Collected data entries
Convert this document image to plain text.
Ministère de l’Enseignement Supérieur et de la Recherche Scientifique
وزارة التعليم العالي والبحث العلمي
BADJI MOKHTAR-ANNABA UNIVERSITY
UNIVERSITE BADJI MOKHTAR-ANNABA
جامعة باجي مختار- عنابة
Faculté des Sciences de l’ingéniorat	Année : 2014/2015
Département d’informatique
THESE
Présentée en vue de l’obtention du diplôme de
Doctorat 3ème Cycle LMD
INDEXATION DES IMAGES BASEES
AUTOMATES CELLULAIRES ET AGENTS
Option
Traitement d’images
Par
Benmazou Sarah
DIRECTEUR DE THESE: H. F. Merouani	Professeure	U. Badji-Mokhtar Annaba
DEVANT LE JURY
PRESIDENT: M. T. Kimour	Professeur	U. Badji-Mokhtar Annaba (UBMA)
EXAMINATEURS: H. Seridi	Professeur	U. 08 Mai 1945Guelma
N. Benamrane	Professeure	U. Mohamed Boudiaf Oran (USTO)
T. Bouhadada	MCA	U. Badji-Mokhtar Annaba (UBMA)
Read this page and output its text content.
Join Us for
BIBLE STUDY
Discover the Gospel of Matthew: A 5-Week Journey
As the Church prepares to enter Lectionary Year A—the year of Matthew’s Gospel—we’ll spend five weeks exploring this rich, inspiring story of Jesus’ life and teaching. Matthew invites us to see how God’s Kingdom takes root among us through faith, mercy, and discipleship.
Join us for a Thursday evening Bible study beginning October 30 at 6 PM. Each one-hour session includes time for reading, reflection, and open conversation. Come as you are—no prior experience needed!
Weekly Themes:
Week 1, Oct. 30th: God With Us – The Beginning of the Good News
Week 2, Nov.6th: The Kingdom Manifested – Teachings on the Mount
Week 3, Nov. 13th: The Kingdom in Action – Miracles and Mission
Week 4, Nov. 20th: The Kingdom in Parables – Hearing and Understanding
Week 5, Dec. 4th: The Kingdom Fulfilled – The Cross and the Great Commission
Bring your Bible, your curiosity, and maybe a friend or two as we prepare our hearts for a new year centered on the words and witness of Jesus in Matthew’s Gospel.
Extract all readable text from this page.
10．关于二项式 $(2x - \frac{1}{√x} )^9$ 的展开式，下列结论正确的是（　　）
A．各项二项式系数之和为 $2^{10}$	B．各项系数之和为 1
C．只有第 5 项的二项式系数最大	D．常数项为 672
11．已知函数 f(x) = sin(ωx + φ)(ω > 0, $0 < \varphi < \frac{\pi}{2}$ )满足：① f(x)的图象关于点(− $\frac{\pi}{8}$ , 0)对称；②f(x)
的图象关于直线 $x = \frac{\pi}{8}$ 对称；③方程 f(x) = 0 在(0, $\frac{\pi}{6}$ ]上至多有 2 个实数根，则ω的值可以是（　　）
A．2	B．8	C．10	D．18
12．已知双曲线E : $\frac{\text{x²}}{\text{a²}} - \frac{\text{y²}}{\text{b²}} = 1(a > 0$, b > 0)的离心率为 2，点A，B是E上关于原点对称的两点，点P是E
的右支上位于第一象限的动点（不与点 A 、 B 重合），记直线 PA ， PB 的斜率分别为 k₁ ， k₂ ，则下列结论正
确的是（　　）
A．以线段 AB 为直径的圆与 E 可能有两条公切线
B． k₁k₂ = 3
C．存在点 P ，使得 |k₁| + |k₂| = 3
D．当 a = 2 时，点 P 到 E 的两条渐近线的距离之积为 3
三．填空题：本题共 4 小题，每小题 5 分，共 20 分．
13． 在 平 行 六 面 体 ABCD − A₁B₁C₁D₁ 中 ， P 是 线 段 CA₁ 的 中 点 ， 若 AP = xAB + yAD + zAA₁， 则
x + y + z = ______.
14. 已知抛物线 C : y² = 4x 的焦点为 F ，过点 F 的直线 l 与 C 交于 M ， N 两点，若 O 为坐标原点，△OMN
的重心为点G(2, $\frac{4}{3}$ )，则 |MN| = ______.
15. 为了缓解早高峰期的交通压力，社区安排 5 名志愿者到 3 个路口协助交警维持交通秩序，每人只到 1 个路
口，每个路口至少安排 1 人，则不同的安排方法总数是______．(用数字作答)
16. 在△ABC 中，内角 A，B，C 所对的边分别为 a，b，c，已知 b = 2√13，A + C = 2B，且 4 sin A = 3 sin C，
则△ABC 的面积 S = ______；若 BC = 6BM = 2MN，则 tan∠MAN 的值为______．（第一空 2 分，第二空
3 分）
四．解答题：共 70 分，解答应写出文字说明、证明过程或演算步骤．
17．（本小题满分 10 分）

What is asked: Please copy out each record, character for character.

Result of this exercise:
Convert this document image to plain text.
Ministère de l’Enseignement Supérieur et de la Recherche Scientifique
وزارة التعليم العالي والبحث العلمي
BADJI MOKHTAR-ANNABA UNIVERSITY
UNIVERSITE BADJI MOKHTAR-ANNABA
جامعة باجي مختار- عنابة
Faculté des Sciences de l’ingéniorat	Année : 2014/2015
Département d’informatique
THESE
Présentée en vue de l’obtention du diplôme de
Doctorat 3ème Cycle LMD
INDEXATION DES IMAGES BASEES
AUTOMATES CELLULAIRES ET AGENTS
Option
Traitement d’images
Par
Benmazou Sarah
DIRECTEUR DE THESE: H. F. Merouani	Professeure	U. Badji-Mokhtar Annaba
DEVANT LE JURY
PRESIDENT: M. T. Kimour	Professeur	U. Badji-Mokhtar Annaba (UBMA)
EXAMINATEURS: H. Seridi	Professeur	U. 08 Mai 1945Guelma
N. Benamrane	Professeure	U. Mohamed Boudiaf Oran (USTO)
T. Bouhadada	MCA	U. Badji-Mokhtar Annaba (UBMA)
Read this page and output its text content.
Join Us for
BIBLE STUDY
Discover the Gospel of Matthew: A 5-Week Journey
As the Church prepares to enter Lectionary Year A—the year of Matthew’s Gospel—we’ll spend five weeks exploring this rich, inspiring story of Jesus’ life and teaching. Matthew invites us to see how God’s Kingdom takes root among us through faith, mercy, and discipleship.
Join us for a Thursday evening Bible study beginning October 30 at 6 PM. Each one-hour session includes time for reading, reflection, and open conversation. Come as you are—no prior experience needed!
Weekly Themes:
Week 1, Oct. 30th: God With Us – The Beginning of the Good News
Week 2, Nov.6th: The Kingdom Manifested – Teachings on the Mount
Week 3, Nov. 13th: The Kingdom in Action – Miracles and Mission
Week 4, Nov. 20th: The Kingdom in Parables – Hearing and Understanding
Week 5, Dec. 4th: The Kingdom Fulfilled – The Cross and the Great Commission
Bring your Bible, your curiosity, and maybe a friend or two as we prepare our hearts for a new year centered on the words and witness of Jesus in Matthew’s Gospel.
Extract all readable text from this page.
10．关于二项式 $(2x - \frac{1}{√x} )^9$ 的展开式，下列结论正确的是（　　）
A．各项二项式系数之和为 $2^{10}$	B．各项系数之和为 1
C．只有第 5 项的二项式系数最大	D．常数项为 672
11．已知函数 f(x) = sin(ωx + φ)(ω > 0, $0 < \varphi < \frac{\pi}{2}$ )满足：① f(x)的图象关于点(− $\frac{\pi}{8}$ , 0)对称；②f(x)
的图象关于直线 $x = \frac{\pi}{8}$ 对称；③方程 f(x) = 0 在(0, $\frac{\pi}{6}$ ]上至多有 2 个实数根，则ω的值可以是（　　）
A．2	B．8	C．10	D．18
12．已知双曲线E : $\frac{\text{x²}}{\text{a²}} - \frac{\text{y²}}{\text{b²}} = 1(a > 0$, b > 0)的离心率为 2，点A，B是E上关于原点对称的两点，点P是E
的右支上位于第一象限的动点（不与点 A 、 B 重合），记直线 PA ， PB 的斜率分别为 k₁ ， k₂ ，则下列结论正
确的是（　　）
A．以线段 AB 为直径的圆与 E 可能有两条公切线
B． k₁k₂ = 3
C．存在点 P ，使得 |k₁| + |k₂| = 3
D．当 a = 2 时，点 P 到 E 的两条渐近线的距离之积为 3
三．填空题：本题共 4 小题，每小题 5 分，共 20 分．
13． 在 平 行 六 面 体 ABCD − A₁B₁C₁D₁ 中 ， P 是 线 段 CA₁ 的 中 点 ， 若 AP = xAB + yAD + zAA₁， 则
x + y + z = ______.
14. 已知抛物线 C : y² = 4x 的焦点为 F ，过点 F 的直线 l 与 C 交于 M ， N 两点，若 O 为坐标原点，△OMN
的重心为点G(2, $\frac{4}{3}$ )，则 |MN| = ______.
15. 为了缓解早高峰期的交通压力，社区安排 5 名志愿者到 3 个路口协助交警维持交通秩序，每人只到 1 个路
口，每个路口至少安排 1 人，则不同的安排方法总数是______．(用数字作答)
16. 在△ABC 中，内角 A，B，C 所对的边分别为 a，b，c，已知 b = 2√13，A + C = 2B，且 4 sin A = 3 sin C，
则△ABC 的面积 S = ______；若 BC = 6BM = 2MN，则 tan∠MAN 的值为______．（第一空 2 分，第二空
3 分）
四．解答题：共 70 分，解答应写出文字说明、证明过程或演算步骤．
17．（本小题满分 10 分）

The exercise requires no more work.